### Written instruction:
Identify the lines holding "туристов" and copy them.

## Start The input

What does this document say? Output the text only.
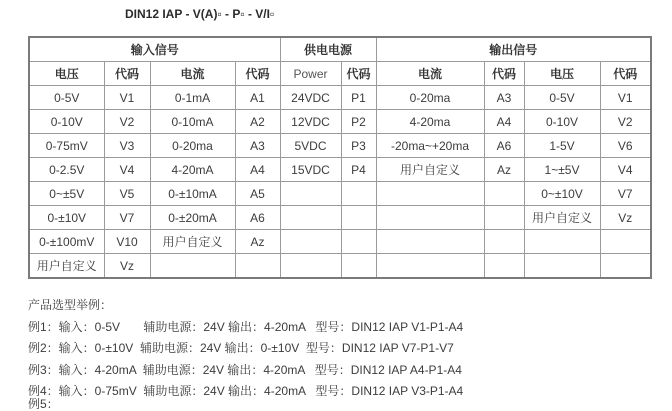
DIN12 IAP - V(A)▫ - P▫ - V/I▫
输入信号				供电电源		输出信号			
电压	代码	电流	代码	Power	代码	电流	代码	电压	代码
0-5V	V1	0-1mA	A1	24VDC	P1	0-20ma	A3	0-5V	V1
0-10V	V2	0-10mA	A2	12VDC	P2	4-20ma	A4	0-10V	V2
0-75mV	V3	0-20ma	A3	5VDC	P3	-20ma~+20ma	A6	1-5V	V6
0-2.5V	V4	4-20mA	A4	15VDC	P4	用户自定义	Az	1~±5V	V4
0~±5V	V5	0-±10mA	A5					0~±10V	V7
0-±10V	V7	0-±20mA	A6					用户自定义	Vz
0-±100mV	V10	用户自定义	Az						
用户自定义	Vz								
产品选型举例：
例1：输入：0-5V       辅助电源：24V 输出：4-20mA   型号：DIN12 IAP V1-P1-A4
例2：输入：0-±10V  辅助电源：24V 输出：0-±10V  型号：DIN12 IAP V7-P1-V7
例3：输入：4-20mA  辅助电源：24V 输出：4-20mA   型号：DIN12 IAP A4-P1-A4
例4：输入：0-75mV  辅助电源：24V 输出：4-20mA   型号：DIN12 IAP V3-P1-A4
例5：
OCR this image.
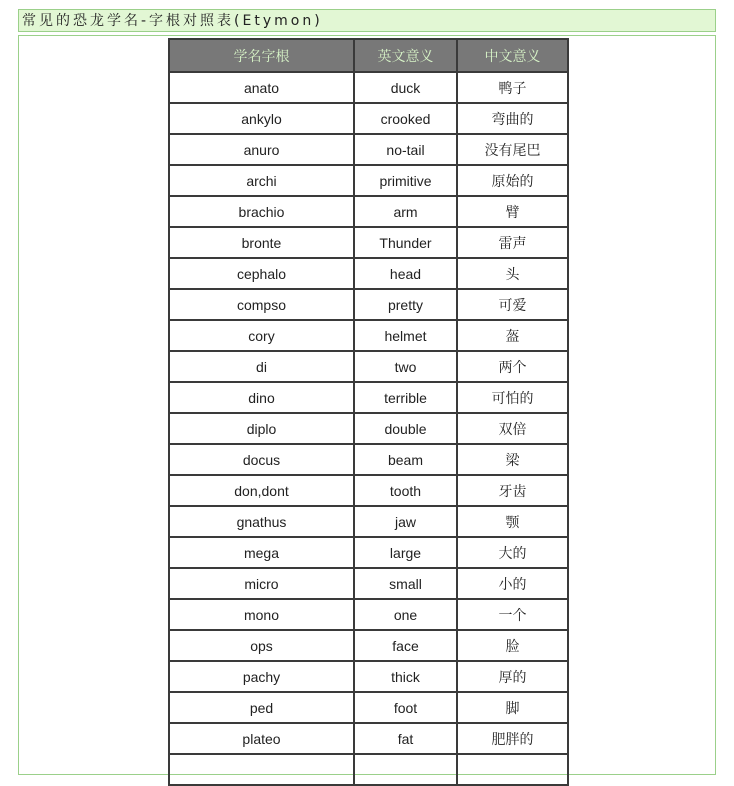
常见的恐龙学名-字根对照表(Etymon)
学名字根	英文意义	中文意义
anato	duck	鸭子
ankylo	crooked	弯曲的
anuro	no-tail	没有尾巴
archi	primitive	原始的
brachio	arm	臂
bronte	Thunder	雷声
cephalo	head	头
compso	pretty	可爱
cory	helmet	盔
di	two	两个
dino	terrible	可怕的
diplo	double	双倍
docus	beam	梁
don,dont	tooth	牙齿
gnathus	jaw	颚
mega	large	大的
micro	small	小的
mono	one	一个
ops	face	脸
pachy	thick	厚的
ped	foot	脚
plateo	fat	肥胖的
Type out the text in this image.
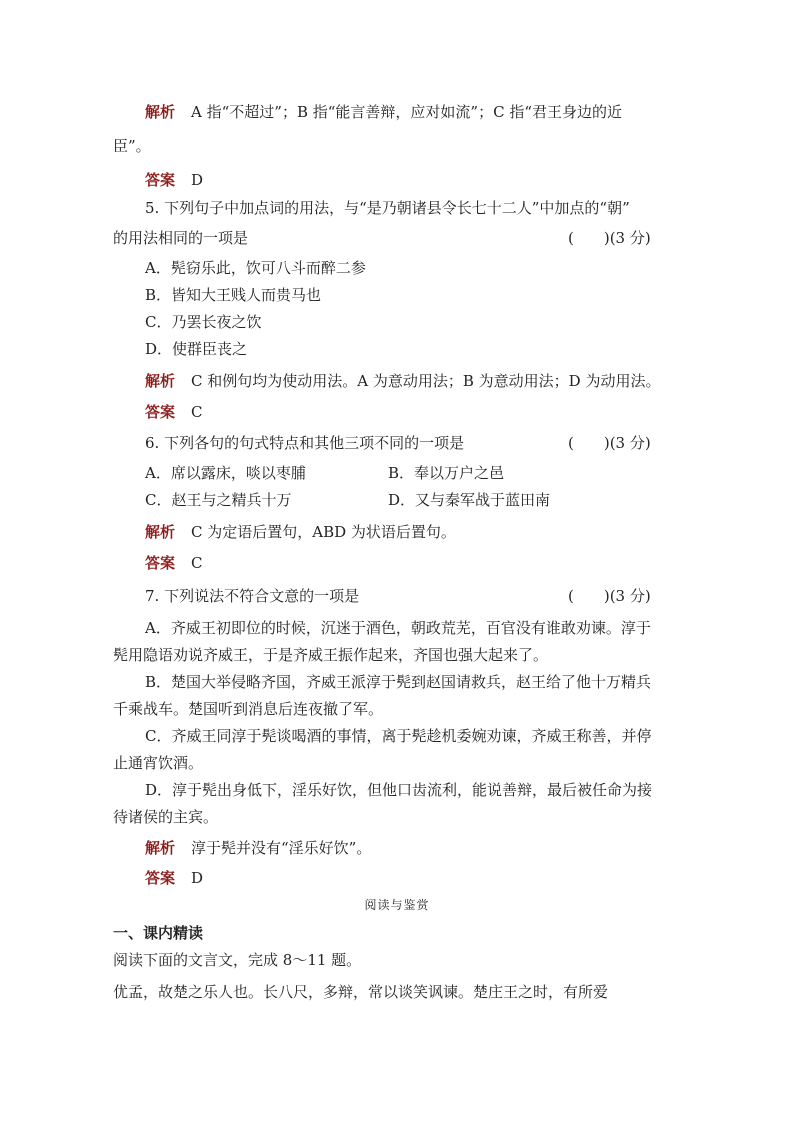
解析 A 指“不超过”；B 指“能言善辩，应对如流”；C 指“君王身边的近
臣”。
答案 D
5. 下列句子中加点词的用法，与“是乃朝诸县令长七十二人”中加点的“朝”
的用法相同的一项是	(　　)(3 分)
A．髡窃乐此，饮可八斗而醉二参
B．皆知大王贱人而贵马也
C．乃罢长夜之饮
D．使群臣丧之
解析 C 和例句均为使动用法。A 为意动用法；B 为意动用法；D 为动用法。
答案 C
6. 下列各句的句式特点和其他三项不同的一项是	(　　)(3 分)
A．席以露床，啖以枣脯	B．奉以万户之邑
C．赵王与之精兵十万	D．又与秦军战于蓝田南
解析 C 为定语后置句，ABD 为状语后置句。
答案 C
7. 下列说法不符合文意的一项是	(　　)(3 分)
A．齐威王初即位的时候，沉迷于酒色，朝政荒芜，百官没有谁敢劝谏。淳于
髡用隐语劝说齐威王，于是齐威王振作起来，齐国也强大起来了。
B．楚国大举侵略齐国，齐威王派淳于髡到赵国请救兵，赵王给了他十万精兵
千乘战车。楚国听到消息后连夜撤了军。
C．齐威王同淳于髡谈喝酒的事情，离于髡趁机委婉劝谏，齐威王称善，并停
止通宵饮酒。
D．淳于髡出身低下，淫乐好饮，但他口齿流利，能说善辩，最后被任命为接
待诸侯的主宾。
解析 淳于髡并没有“淫乐好饮”。
答案 D
阅读与鉴赏
一、课内精读
阅读下面的文言文，完成 8～11 题。
优孟，故楚之乐人也。长八尺，多辩，常以谈笑讽谏。楚庄王之时，有所爱
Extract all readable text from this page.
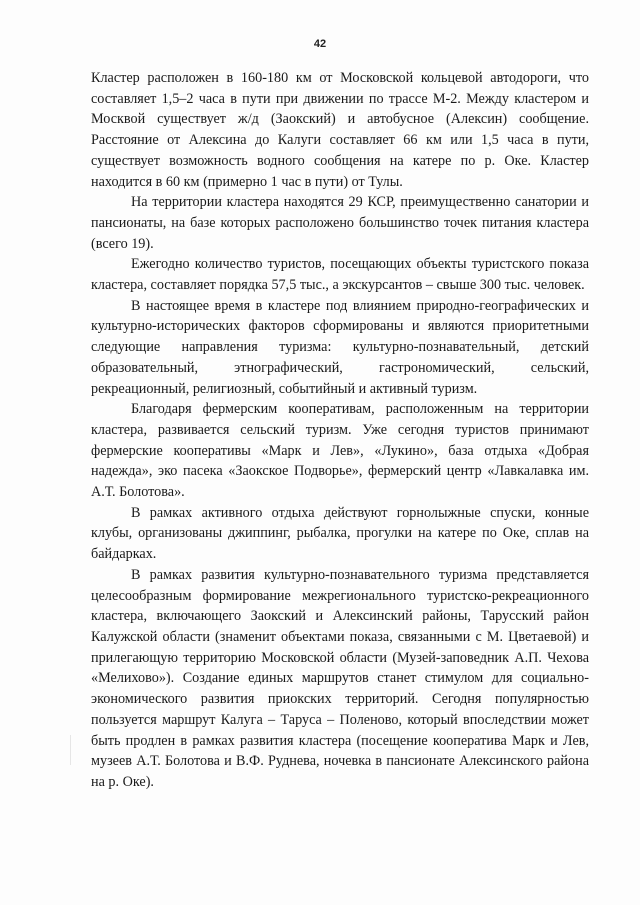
42

Кластер расположен в 160-180 км от Московской кольцевой автодороги, что составляет 1,5–2 часа в пути при движении по трассе М-2. Между кластером и Москвой существует ж/д (Заокский) и автобусное (Алексин) сообщение. Расстояние от Алексина до Калуги составляет 66 км или 1,5 часа в пути, существует возможность водного сообщения на катере по р. Оке. Кластер находится в 60 км (примерно 1 час в пути) от Тулы.

На территории кластера находятся 29 КСР, преимущественно санатории и пансионаты, на базе которых расположено большинство точек питания кластера (всего 19).

Ежегодно количество туристов, посещающих объекты туристского показа кластера, составляет порядка 57,5 тыс., а экскурсантов – свыше 300 тыс. человек.

В настоящее время в кластере под влиянием природно-географических и культурно-исторических факторов сформированы и являются приоритетными следующие направления туризма: культурно-познавательный, детский образовательный, этнографический, гастрономический, сельский, рекреационный, религиозный, событийный и активный туризм.

Благодаря фермерским кооперативам, расположенным на территории кластера, развивается сельский туризм. Уже сегодня туристов принимают фермерские кооперативы «Марк и Лев», «Лукино», база отдыха «Добрая надежда», эко пасека «Заокское Подворье», фермерский центр «Лавкалавка им. А.Т. Болотова».

В рамках активного отдыха действуют горнолыжные спуски, конные клубы, организованы джиппинг, рыбалка, прогулки на катере по Оке, сплав на байдарках.

В рамках развития культурно-познавательного туризма представляется целесообразным формирование межрегионального туристско-рекреационного кластера, включающего Заокский и Алексинский районы, Тарусский район Калужской области (знаменит объектами показа, связанными с М. Цветаевой) и прилегающую территорию Московской области (Музей-заповедник А.П. Чехова «Мелихово»). Создание единых маршрутов станет стимулом для социально-экономического развития приокских территорий. Сегодня популярностью пользуется маршрут Калуга – Таруса – Поленово, который впоследствии может быть продлен в рамках развития кластера (посещение кооператива Марк и Лев, музеев А.Т. Болотова и В.Ф. Руднева, ночевка в пансионате Алексинского района на р. Оке).
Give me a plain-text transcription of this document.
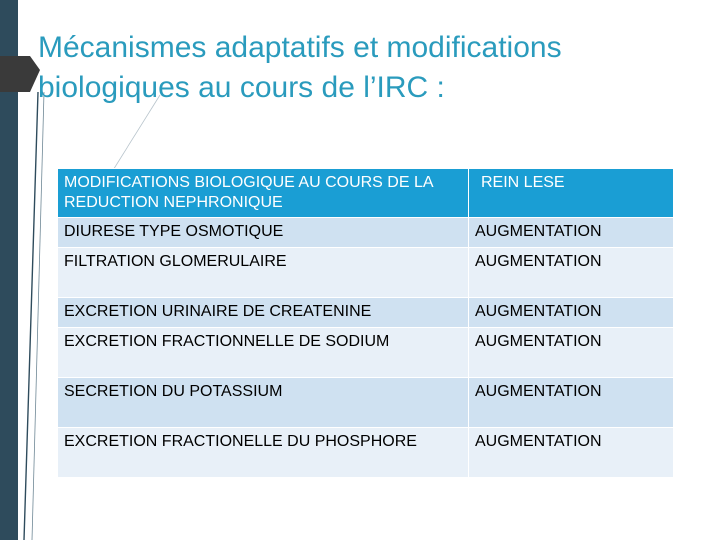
Mécanismes adaptatifs et modifications biologiques au cours de l’IRC :
MODIFICATIONS BIOLOGIQUE AU COURS DE LA REDUCTION NEPHRONIQUE	REIN LESE
DIURESE TYPE OSMOTIQUE	AUGMENTATION
FILTRATION GLOMERULAIRE	AUGMENTATION
EXCRETION URINAIRE DE CREATENINE	AUGMENTATION
EXCRETION FRACTIONNELLE DE SODIUM	AUGMENTATION
SECRETION DU POTASSIUM	AUGMENTATION
EXCRETION FRACTIONELLE DU PHOSPHORE	AUGMENTATION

## End The input

### Response for this exercise:
Ежегодно количество туристов, посещающих объекты туристского показа кластера, составляет порядка 57,5 тыс., а экскурсантов – свыше 300 тыс. человек.
Благодаря фермерским кооперативам, расположенным на территории кластера, развивается сельский туризм. Уже сегодня туристов принимают фермерские кооперативы «Марк и Лев», «Лукино», база отдыха «Добрая надежда», эко пасека «Заокское Подворье», фермерский центр «Лавкалавка им. А.Т. Болотова».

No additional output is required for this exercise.